INSTRUCTION
Tally the lines containing the word "structured", and report the tally alone.
------------------------------------
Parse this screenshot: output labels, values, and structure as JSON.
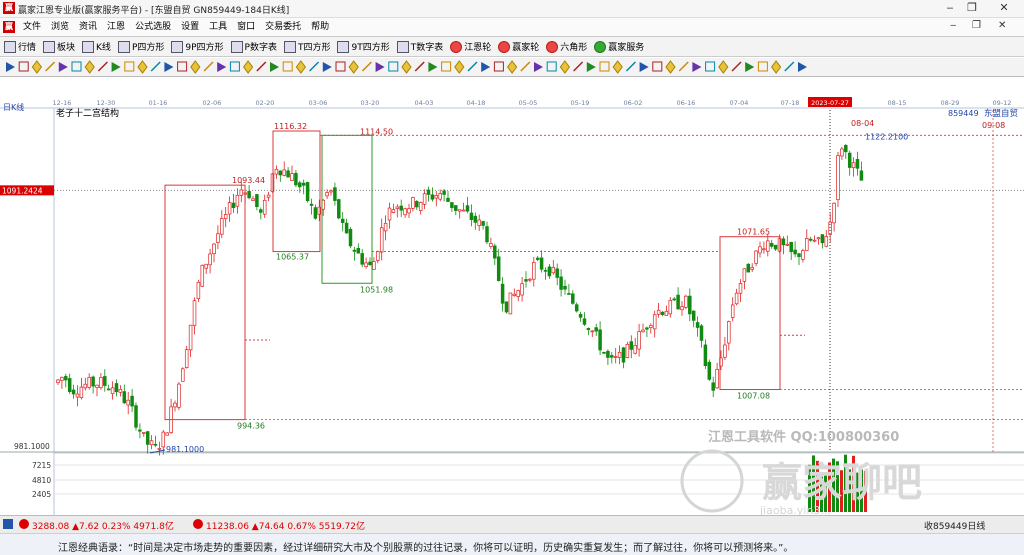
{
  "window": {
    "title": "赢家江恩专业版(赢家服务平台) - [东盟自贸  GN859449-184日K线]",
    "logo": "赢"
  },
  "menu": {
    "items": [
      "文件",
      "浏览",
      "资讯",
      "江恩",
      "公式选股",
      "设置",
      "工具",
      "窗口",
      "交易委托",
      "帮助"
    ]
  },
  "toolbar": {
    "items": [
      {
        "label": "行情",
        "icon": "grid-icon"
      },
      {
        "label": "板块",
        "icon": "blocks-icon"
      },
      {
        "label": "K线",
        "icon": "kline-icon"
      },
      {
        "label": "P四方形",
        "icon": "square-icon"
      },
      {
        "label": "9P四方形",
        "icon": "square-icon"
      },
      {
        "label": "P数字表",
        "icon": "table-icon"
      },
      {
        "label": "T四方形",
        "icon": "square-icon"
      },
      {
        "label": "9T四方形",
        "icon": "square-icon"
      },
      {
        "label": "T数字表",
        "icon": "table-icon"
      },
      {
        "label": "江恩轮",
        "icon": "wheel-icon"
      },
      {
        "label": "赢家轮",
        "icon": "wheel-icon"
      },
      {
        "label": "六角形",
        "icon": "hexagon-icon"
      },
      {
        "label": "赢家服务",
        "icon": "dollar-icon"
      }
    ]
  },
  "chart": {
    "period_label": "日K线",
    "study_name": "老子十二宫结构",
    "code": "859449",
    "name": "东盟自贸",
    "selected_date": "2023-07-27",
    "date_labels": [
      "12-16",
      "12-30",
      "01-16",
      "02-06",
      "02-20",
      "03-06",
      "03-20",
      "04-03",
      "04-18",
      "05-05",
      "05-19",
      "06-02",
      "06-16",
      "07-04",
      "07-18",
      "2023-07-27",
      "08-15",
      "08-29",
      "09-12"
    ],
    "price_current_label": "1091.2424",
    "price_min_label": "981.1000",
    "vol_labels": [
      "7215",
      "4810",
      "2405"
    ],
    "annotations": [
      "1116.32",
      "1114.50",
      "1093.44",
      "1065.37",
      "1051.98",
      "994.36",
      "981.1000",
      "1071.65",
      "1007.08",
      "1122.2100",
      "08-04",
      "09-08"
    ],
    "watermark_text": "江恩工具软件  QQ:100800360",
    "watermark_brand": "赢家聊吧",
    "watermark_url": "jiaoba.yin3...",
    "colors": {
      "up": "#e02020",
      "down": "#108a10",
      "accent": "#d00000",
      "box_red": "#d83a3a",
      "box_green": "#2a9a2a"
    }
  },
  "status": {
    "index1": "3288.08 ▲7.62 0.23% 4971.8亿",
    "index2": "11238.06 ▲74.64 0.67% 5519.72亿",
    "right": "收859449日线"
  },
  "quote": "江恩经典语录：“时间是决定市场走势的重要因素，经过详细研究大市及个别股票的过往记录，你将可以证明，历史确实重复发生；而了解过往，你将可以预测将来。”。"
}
------------------------------------
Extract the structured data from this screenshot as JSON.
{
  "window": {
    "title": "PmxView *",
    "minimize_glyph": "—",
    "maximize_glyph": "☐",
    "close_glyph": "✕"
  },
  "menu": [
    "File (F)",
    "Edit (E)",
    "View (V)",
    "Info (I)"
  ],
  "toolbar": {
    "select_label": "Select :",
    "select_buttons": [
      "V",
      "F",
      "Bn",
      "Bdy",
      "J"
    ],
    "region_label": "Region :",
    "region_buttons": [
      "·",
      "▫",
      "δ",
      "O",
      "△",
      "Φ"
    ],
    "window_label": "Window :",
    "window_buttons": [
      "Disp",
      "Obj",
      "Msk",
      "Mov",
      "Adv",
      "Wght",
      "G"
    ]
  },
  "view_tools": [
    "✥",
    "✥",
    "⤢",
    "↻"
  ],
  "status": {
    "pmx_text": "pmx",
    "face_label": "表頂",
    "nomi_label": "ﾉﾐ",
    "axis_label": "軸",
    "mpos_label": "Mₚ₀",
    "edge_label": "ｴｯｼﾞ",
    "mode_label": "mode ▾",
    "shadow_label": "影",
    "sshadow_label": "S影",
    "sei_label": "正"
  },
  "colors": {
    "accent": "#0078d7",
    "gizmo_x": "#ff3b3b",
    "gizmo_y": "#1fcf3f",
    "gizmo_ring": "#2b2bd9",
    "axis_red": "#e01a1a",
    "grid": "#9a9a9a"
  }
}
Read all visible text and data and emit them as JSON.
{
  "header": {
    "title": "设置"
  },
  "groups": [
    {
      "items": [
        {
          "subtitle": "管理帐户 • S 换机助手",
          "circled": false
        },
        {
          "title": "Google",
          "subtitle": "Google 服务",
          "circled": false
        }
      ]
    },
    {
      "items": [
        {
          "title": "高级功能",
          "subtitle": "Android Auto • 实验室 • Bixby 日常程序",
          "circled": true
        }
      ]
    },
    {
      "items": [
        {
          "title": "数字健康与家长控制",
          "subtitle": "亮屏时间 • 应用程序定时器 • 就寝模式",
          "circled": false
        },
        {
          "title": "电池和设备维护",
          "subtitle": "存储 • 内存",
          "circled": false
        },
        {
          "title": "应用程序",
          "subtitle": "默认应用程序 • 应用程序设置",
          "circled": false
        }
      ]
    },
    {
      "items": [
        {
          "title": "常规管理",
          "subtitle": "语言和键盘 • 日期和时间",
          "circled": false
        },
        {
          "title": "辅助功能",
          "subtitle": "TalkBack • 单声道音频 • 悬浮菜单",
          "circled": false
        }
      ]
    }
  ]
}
------------------------------------
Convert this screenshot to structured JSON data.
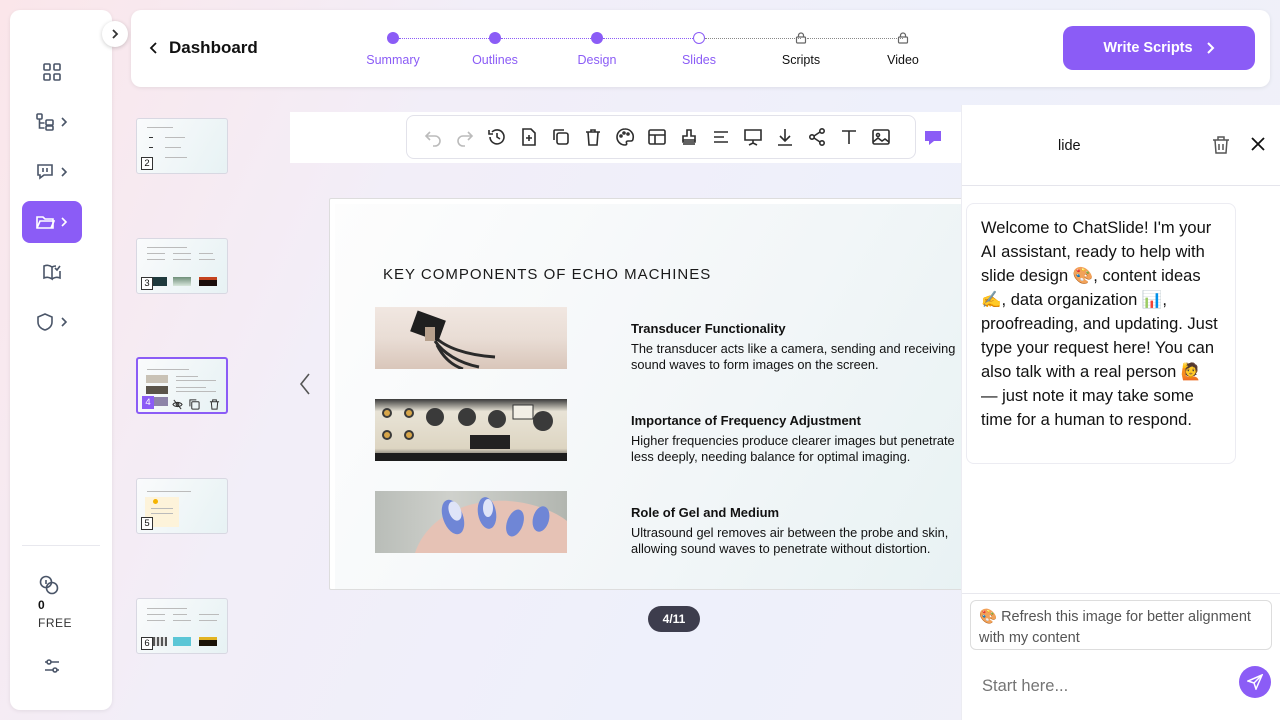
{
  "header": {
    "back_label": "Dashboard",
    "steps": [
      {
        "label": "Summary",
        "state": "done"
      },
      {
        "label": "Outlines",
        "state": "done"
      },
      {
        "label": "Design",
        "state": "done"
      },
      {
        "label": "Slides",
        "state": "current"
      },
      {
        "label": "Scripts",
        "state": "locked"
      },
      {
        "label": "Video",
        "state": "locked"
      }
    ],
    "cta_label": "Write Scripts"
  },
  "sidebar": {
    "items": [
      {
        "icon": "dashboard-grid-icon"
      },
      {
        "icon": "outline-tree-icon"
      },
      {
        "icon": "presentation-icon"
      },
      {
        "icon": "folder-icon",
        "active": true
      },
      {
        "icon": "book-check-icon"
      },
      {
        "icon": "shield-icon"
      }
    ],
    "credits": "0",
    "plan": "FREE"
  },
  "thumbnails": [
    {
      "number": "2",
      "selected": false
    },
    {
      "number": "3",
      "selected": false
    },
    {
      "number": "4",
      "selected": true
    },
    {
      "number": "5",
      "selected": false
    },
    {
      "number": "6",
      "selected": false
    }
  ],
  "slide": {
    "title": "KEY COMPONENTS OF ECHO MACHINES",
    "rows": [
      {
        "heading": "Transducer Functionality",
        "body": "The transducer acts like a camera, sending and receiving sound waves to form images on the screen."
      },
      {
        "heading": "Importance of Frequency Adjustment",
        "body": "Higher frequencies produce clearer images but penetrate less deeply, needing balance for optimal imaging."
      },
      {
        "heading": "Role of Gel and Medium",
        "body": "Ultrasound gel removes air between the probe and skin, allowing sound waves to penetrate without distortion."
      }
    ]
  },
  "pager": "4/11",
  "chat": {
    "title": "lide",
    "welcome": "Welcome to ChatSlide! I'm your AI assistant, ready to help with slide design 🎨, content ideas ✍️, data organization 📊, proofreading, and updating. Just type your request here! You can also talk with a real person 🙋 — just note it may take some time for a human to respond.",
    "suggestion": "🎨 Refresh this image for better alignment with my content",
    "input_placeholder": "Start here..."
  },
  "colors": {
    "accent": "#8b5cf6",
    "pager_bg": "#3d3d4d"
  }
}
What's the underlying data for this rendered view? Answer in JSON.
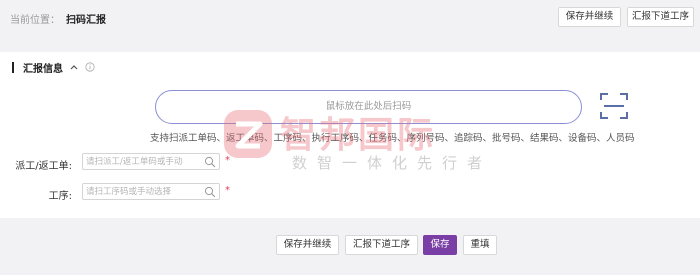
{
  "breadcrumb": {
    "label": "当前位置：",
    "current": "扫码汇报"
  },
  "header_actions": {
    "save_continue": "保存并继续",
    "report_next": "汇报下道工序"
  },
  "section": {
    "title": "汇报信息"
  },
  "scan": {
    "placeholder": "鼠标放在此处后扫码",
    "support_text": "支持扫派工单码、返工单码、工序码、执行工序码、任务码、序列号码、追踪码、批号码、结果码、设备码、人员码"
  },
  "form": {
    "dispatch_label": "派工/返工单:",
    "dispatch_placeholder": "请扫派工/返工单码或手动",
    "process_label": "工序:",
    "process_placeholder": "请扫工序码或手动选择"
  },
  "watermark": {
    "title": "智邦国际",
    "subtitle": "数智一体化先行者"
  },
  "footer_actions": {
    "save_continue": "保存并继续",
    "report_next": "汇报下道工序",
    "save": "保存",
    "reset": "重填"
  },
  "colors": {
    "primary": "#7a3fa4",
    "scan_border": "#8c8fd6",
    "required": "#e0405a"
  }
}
------------------------------------
PROBLEM SOLUTION
2